WORK REQUIRED: All entries must be repeated exactly; do not include the pictures.

# # #

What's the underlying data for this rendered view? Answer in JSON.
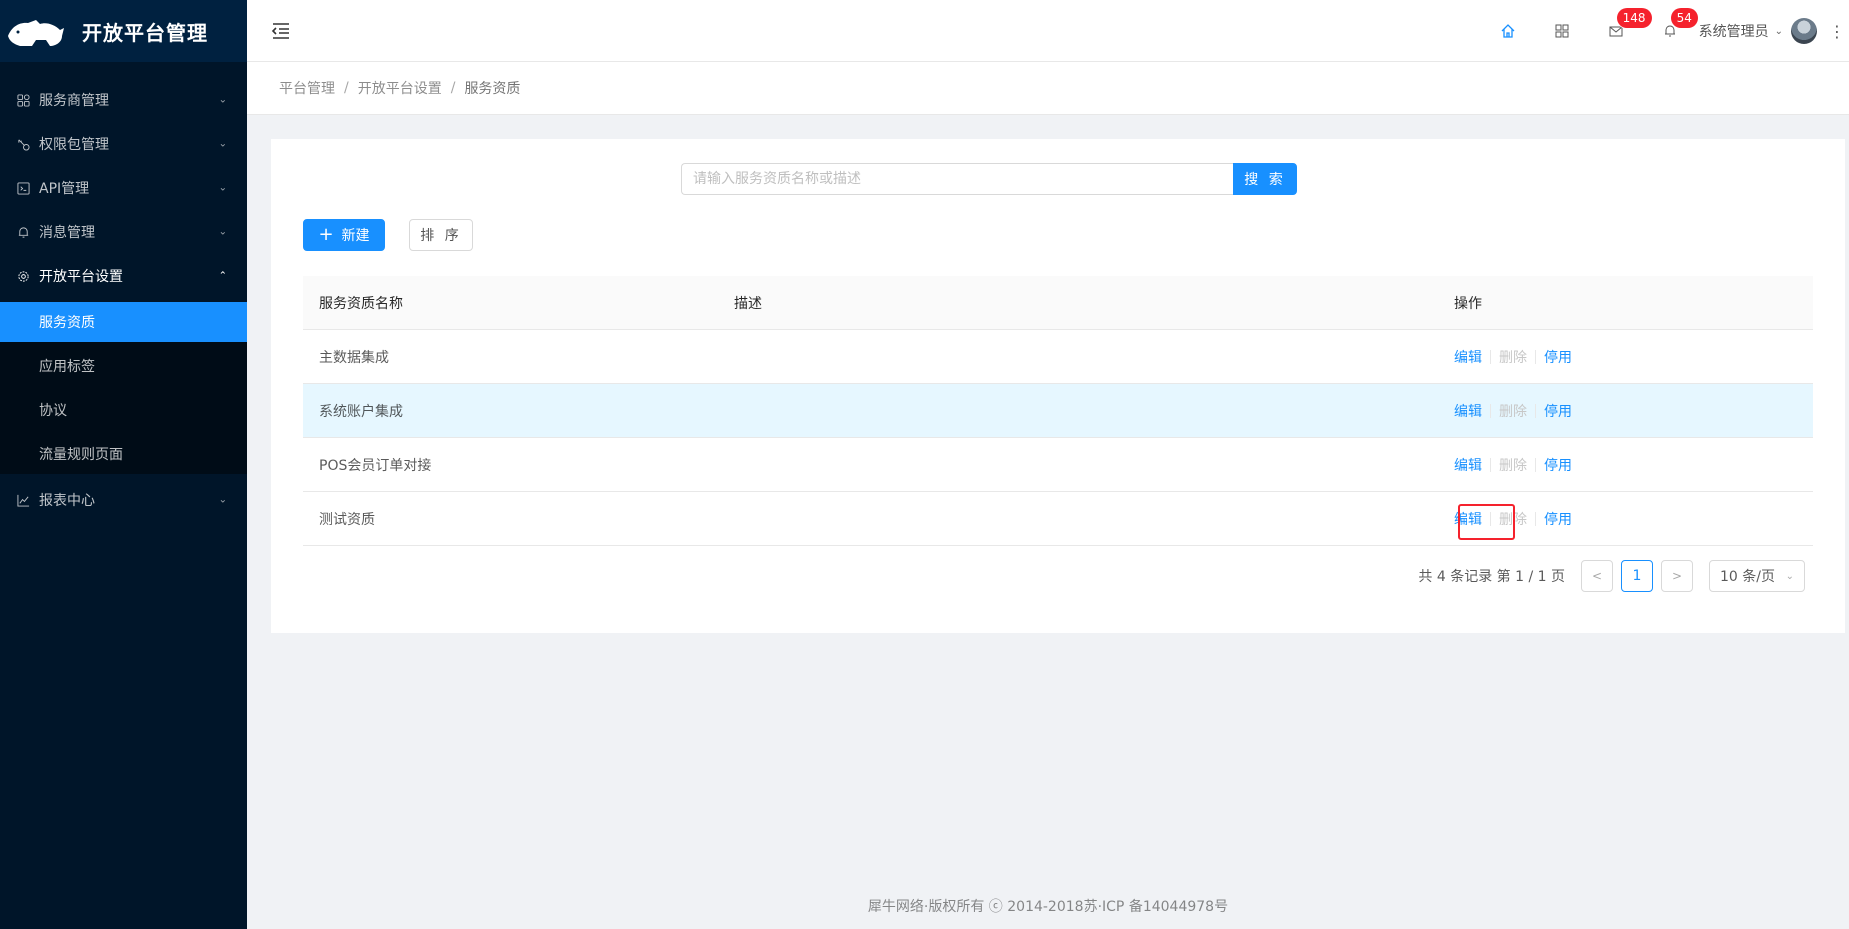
{
  "app": {
    "title": "开放平台管理"
  },
  "sidebar": {
    "items": [
      {
        "label": "服务商管理",
        "icon": "grid-icon",
        "arrow": "chevron-down"
      },
      {
        "label": "权限包管理",
        "icon": "key-icon",
        "arrow": "chevron-down"
      },
      {
        "label": "API管理",
        "icon": "code-icon",
        "arrow": "chevron-down"
      },
      {
        "label": "消息管理",
        "icon": "bell-icon",
        "arrow": "chevron-down"
      },
      {
        "label": "开放平台设置",
        "icon": "gear-icon",
        "arrow": "chevron-up"
      },
      {
        "label": "报表中心",
        "icon": "line-chart-icon",
        "arrow": "chevron-down"
      }
    ],
    "submenu": [
      {
        "label": "服务资质",
        "active": true
      },
      {
        "label": "应用标签"
      },
      {
        "label": "协议"
      },
      {
        "label": "流量规则页面"
      }
    ]
  },
  "header": {
    "mail_badge": "148",
    "bell_badge": "54",
    "user_name": "系统管理员"
  },
  "breadcrumb": [
    "平台管理",
    "开放平台设置",
    "服务资质"
  ],
  "search": {
    "placeholder": "请输入服务资质名称或描述",
    "value": "",
    "button": "搜 索"
  },
  "toolbar": {
    "new_label": "新建",
    "sort_label": "排 序"
  },
  "table": {
    "columns": [
      "服务资质名称",
      "描述",
      "操作"
    ],
    "rows": [
      {
        "name": "主数据集成",
        "desc": ""
      },
      {
        "name": "系统账户集成",
        "desc": ""
      },
      {
        "name": "POS会员订单对接",
        "desc": ""
      },
      {
        "name": "测试资质",
        "desc": ""
      }
    ],
    "actions": {
      "edit": "编辑",
      "delete": "删除",
      "disable": "停用"
    }
  },
  "pagination": {
    "total_text": "共 4 条记录 第 1 / 1 页",
    "current": "1",
    "page_size": "10 条/页"
  },
  "footer": {
    "text": "犀牛网络·版权所有 ⓒ 2014-2018苏·ICP 备14044978号"
  },
  "colors": {
    "primary": "#1890ff",
    "sidebar_bg": "#001529",
    "badge": "#f5222d"
  }
}
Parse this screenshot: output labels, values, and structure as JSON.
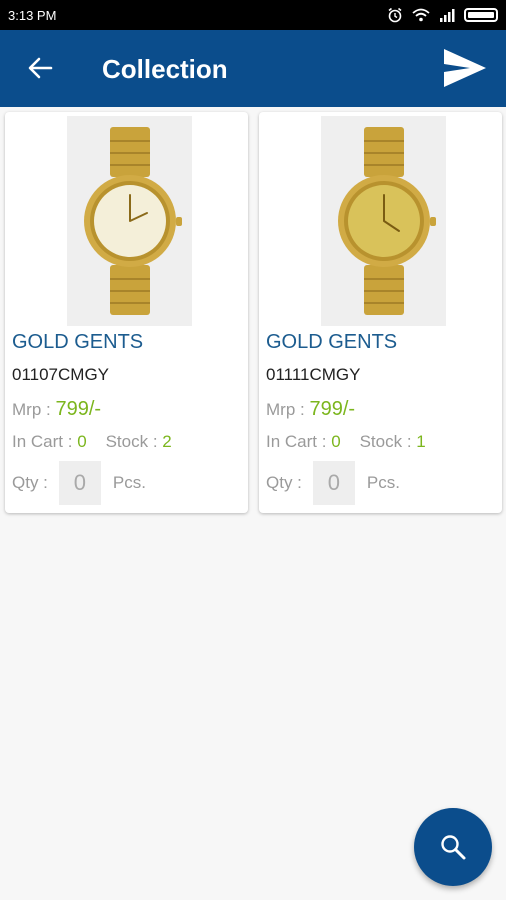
{
  "status_bar": {
    "time": "3:13 PM"
  },
  "app_bar": {
    "title": "Collection"
  },
  "products": [
    {
      "name": "GOLD GENTS",
      "code": "01107CMGY",
      "mrp_label": "Mrp :",
      "mrp_value": "799/-",
      "in_cart_label": "In Cart :",
      "in_cart_value": "0",
      "stock_label": "Stock :",
      "stock_value": "2",
      "qty_label": "Qty :",
      "qty_value": "0",
      "pcs_label": "Pcs.",
      "dial_color": "#f4efd9"
    },
    {
      "name": "GOLD GENTS",
      "code": "01111CMGY",
      "mrp_label": "Mrp :",
      "mrp_value": "799/-",
      "in_cart_label": "In Cart :",
      "in_cart_value": "0",
      "stock_label": "Stock :",
      "stock_value": "1",
      "qty_label": "Qty :",
      "qty_value": "0",
      "pcs_label": "Pcs.",
      "dial_color": "#d9c25a"
    }
  ],
  "colors": {
    "primary": "#0b4d8c",
    "accent_green": "#7cb61e",
    "product_name": "#1c5c8f"
  },
  "icons": {
    "back": "arrow-left-icon",
    "send": "send-icon",
    "search": "search-icon"
  }
}
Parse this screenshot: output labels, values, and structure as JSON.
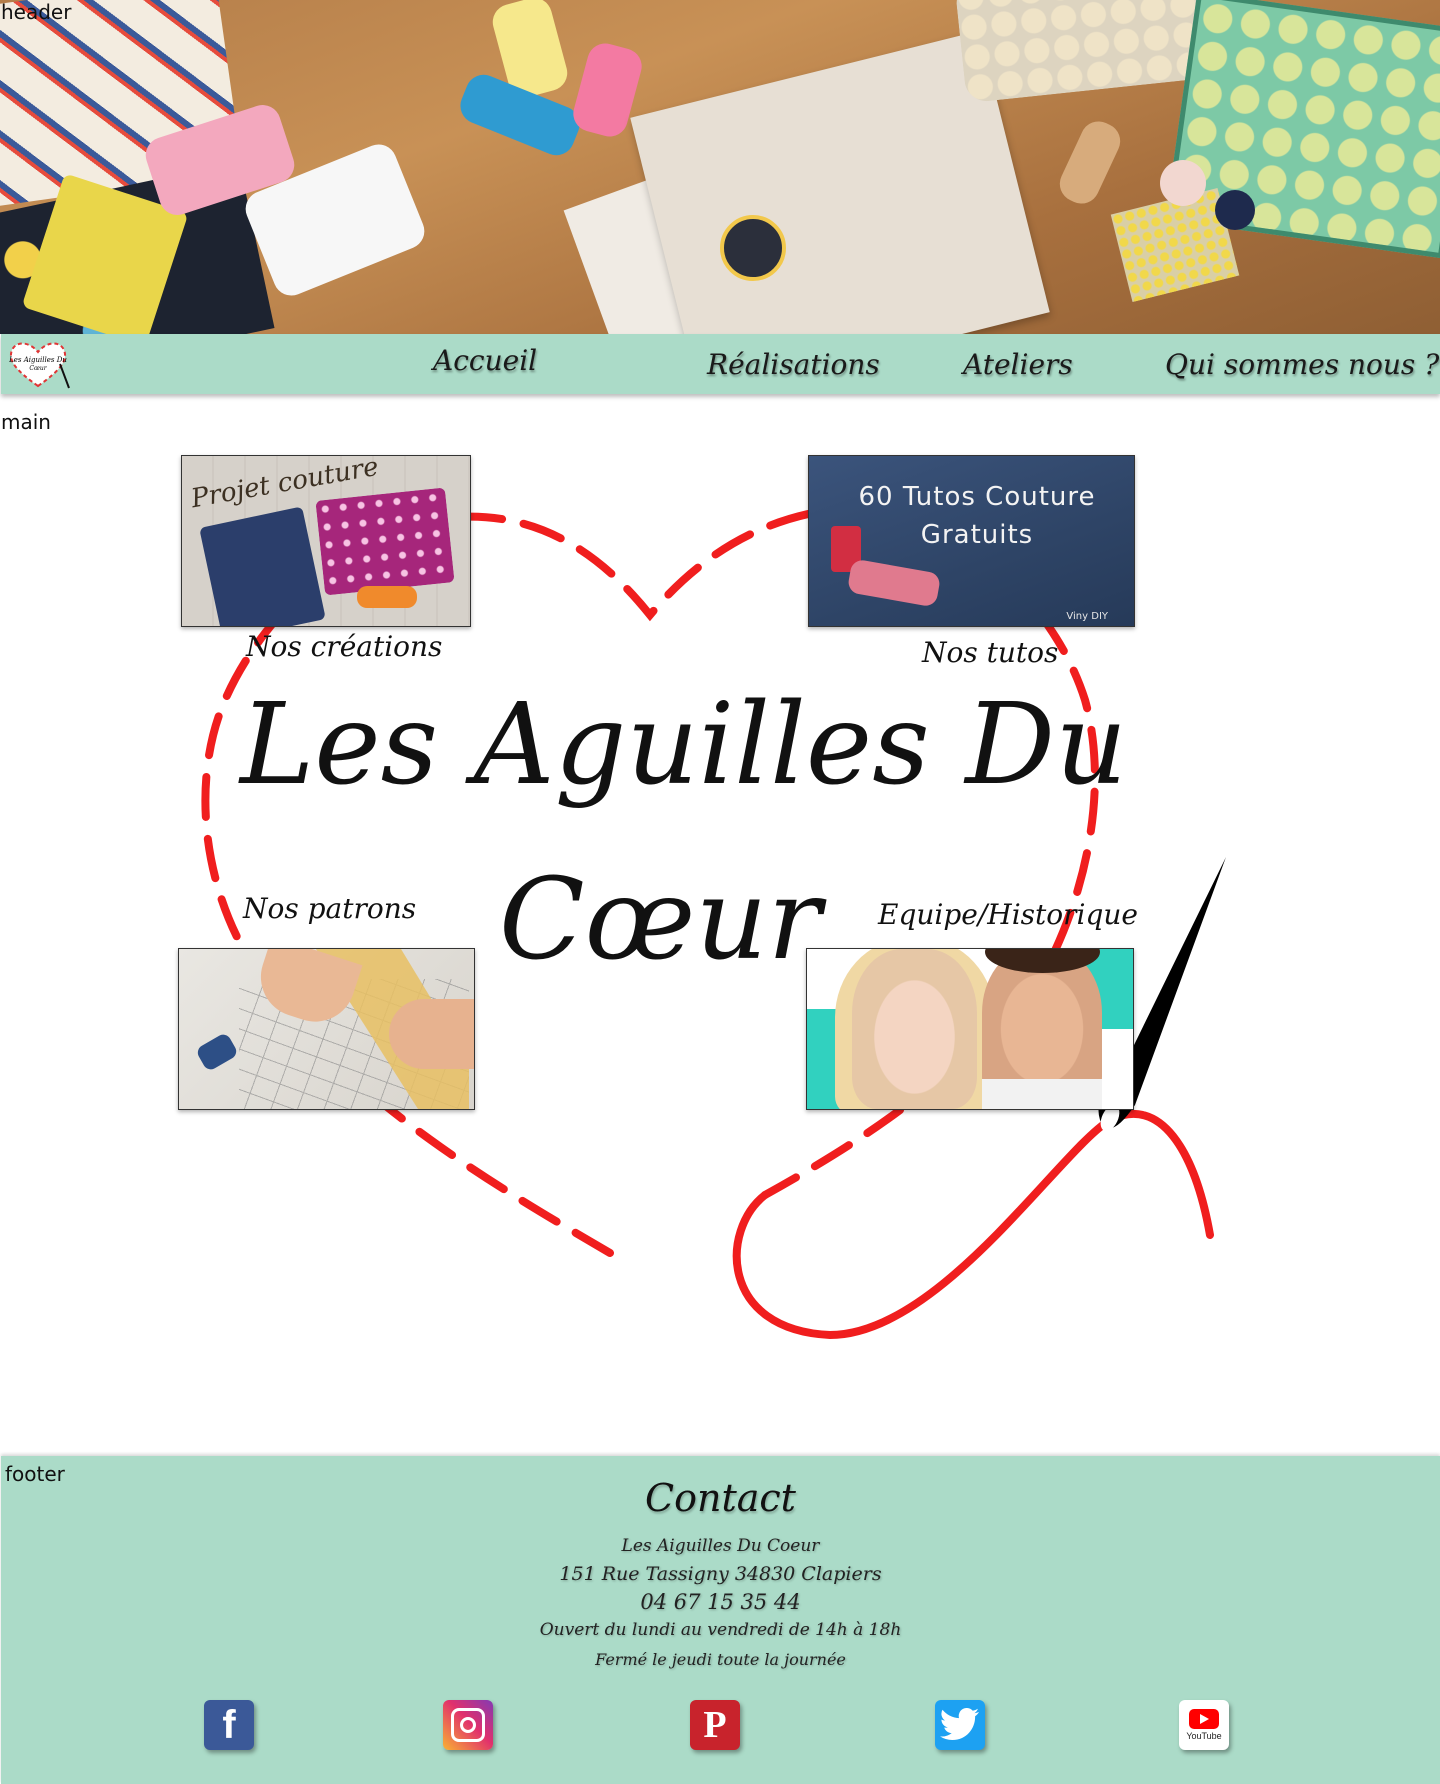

# # #

TASK OUTPUT:
What's the underlying data for this rendered view? Answer in JSON.
{
  "app": {
    "title": "开放平台管理"
  },
  "sidebar": {
    "items": [
      {
        "label": "服务商管理",
        "icon": "grid-icon",
        "arrow": "chevron-down"
      },
      {
        "label": "权限包管理",
        "icon": "key-icon",
        "arrow": "chevron-down"
      },
      {
        "label": "API管理",
        "icon": "code-icon",
        "arrow": "chevron-down"
      },
      {
        "label": "消息管理",
        "icon": "bell-icon",
        "arrow": "chevron-down"
      },
      {
        "label": "开放平台设置",
        "icon": "gear-icon",
        "arrow": "chevron-up"
      },
      {
        "label": "报表中心",
        "icon": "line-chart-icon",
        "arrow": "chevron-down"
      }
    ],
    "submenu": [
      {
        "label": "服务资质",
        "active": true
      },
      {
        "label": "应用标签"
      },
      {
        "label": "协议"
      },
      {
        "label": "流量规则页面"
      }
    ]
  },
  "header": {
    "mail_badge": "148",
    "bell_badge": "54",
    "user_name": "系统管理员"
  },
  "breadcrumb": [
    "平台管理",
    "开放平台设置",
    "服务资质"
  ],
  "search": {
    "placeholder": "请输入服务资质名称或描述",
    "value": "",
    "button": "搜 索"
  },
  "toolbar": {
    "new_label": "新建",
    "sort_label": "排 序"
  },
  "table": {
    "columns": [
      "服务资质名称",
      "描述",
      "操作"
    ],
    "rows": [
      {
        "name": "主数据集成",
        "desc": ""
      },
      {
        "name": "系统账户集成",
        "desc": ""
      },
      {
        "name": "POS会员订单对接",
        "desc": ""
      },
      {
        "name": "测试资质",
        "desc": ""
      }
    ],
    "actions": {
      "edit": "编辑",
      "delete": "删除",
      "disable": "停用"
    }
  },
  "pagination": {
    "total_text": "共 4 条记录 第 1 / 1 页",
    "current": "1",
    "page_size": "10 条/页"
  },
  "footer": {
    "text": "犀牛网络·版权所有 ⓒ 2014-2018苏·ICP 备14044978号"
  },
  "colors": {
    "primary": "#1890ff",
    "sidebar_bg": "#001529",
    "badge": "#f5222d"
  }
}
Parse this screenshot: output labels, values, and structure as JSON.
{
  "status_bar": {
    "time": "3:13 PM"
  },
  "app_bar": {
    "title": "Collection"
  },
  "products": [
    {
      "name": "GOLD GENTS",
      "code": "01107CMGY",
      "mrp_label": "Mrp :",
      "mrp_value": "799/-",
      "in_cart_label": "In Cart :",
      "in_cart_value": "0",
      "stock_label": "Stock :",
      "stock_value": "2",
      "qty_label": "Qty :",
      "qty_value": "0",
      "pcs_label": "Pcs.",
      "dial_color": "#f4efd9"
    },
    {
      "name": "GOLD GENTS",
      "code": "01111CMGY",
      "mrp_label": "Mrp :",
      "mrp_value": "799/-",
      "in_cart_label": "In Cart :",
      "in_cart_value": "0",
      "stock_label": "Stock :",
      "stock_value": "1",
      "qty_label": "Qty :",
      "qty_value": "0",
      "pcs_label": "Pcs.",
      "dial_color": "#d9c25a"
    }
  ],
  "colors": {
    "primary": "#0b4d8c",
    "accent_green": "#7cb61e",
    "product_name": "#1c5c8f"
  },
  "icons": {
    "back": "arrow-left-icon",
    "send": "send-icon",
    "search": "search-icon"
  }
}
Parse this screenshot: output labels, values, and structure as JSON.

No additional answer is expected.